» Task instructions:
A: In the passage on other outcome measures, where is the interview guide for the assessed variables presented?
B: Retype, without changes, the part of the passage on other outcome measures that opens with the words containing "Other outcome measures" and closes with "study protocol [37].".
C: Render this sentence from the passage on other outcome measures into Spanish: "The interview guide regarding those variables is presented in Additional file 1."

» Text for analysis:
Other outcome measures
Other variables that were assessed either through the screening questionnaires or via the CATIs included, among others, sociodemographic data (e.g. age, gender, and level of education), body mass index (BMI), current therapeutic treatment (antidepressant medication, additional psychotherapy), psychiatric comorbidities, medical history of depression, critical life events, physical limitations, and attitude towards physical activity (positive or negative). The interview guide regarding those variables is presented in Additional file 1.
For a comprehensive depiction of all the measures we assessed, see the study protocol [37].

» Supplied records:
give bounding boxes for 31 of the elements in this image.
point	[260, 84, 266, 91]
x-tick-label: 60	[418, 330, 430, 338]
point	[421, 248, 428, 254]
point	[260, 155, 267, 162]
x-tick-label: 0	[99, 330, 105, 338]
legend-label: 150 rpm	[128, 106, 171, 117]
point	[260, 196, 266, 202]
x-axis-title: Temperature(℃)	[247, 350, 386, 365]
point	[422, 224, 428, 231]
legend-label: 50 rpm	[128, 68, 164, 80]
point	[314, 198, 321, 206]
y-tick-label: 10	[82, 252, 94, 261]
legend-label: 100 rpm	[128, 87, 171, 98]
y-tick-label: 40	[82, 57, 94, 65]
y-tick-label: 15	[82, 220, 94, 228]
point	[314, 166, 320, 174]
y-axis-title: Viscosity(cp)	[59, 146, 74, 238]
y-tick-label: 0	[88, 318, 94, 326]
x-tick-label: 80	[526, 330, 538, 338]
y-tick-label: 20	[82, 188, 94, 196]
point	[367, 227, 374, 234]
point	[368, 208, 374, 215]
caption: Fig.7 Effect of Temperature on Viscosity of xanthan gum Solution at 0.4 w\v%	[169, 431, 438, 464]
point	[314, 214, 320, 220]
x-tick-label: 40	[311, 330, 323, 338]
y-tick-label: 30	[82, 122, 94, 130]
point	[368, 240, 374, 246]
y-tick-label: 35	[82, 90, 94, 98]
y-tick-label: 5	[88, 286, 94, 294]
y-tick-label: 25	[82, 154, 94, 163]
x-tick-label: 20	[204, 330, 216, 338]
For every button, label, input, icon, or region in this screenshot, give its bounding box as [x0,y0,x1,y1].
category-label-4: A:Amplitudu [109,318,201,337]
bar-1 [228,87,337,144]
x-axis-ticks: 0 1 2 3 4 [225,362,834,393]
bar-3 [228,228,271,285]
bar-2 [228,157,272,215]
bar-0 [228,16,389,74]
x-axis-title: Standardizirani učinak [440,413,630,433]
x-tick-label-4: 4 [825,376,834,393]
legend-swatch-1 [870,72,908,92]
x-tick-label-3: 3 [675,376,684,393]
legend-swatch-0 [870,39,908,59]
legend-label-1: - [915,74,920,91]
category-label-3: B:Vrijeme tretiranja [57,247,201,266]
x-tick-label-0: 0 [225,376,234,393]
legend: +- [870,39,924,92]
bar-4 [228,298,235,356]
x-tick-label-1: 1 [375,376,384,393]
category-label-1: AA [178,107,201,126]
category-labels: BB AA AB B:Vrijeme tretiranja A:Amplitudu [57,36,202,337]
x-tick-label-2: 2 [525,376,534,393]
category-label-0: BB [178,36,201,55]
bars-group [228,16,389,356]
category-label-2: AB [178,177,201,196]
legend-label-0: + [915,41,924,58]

» Responses:
A: In Additional file 1.

B:
Other outcome measures
Other variables that were assessed either through the screening questionnaires or via the CATIs included, among others, sociodemographic data (e.g. age, gender, and level of education), body mass index (BMI), current therapeutic treatment (antidepressant medication, additional psychotherapy), psychiatric comorbidities, medical history of depression, critical life events, physical limitations, and attitude towards physical activity (positive or negative). The interview guide regarding those variables is presented in Additional file 1.
For a comprehensive depiction of all the measures we assessed, see the study protocol [37].

C: La guía de entrevista relativa a esas variables se presenta en el Archivo adicional 1.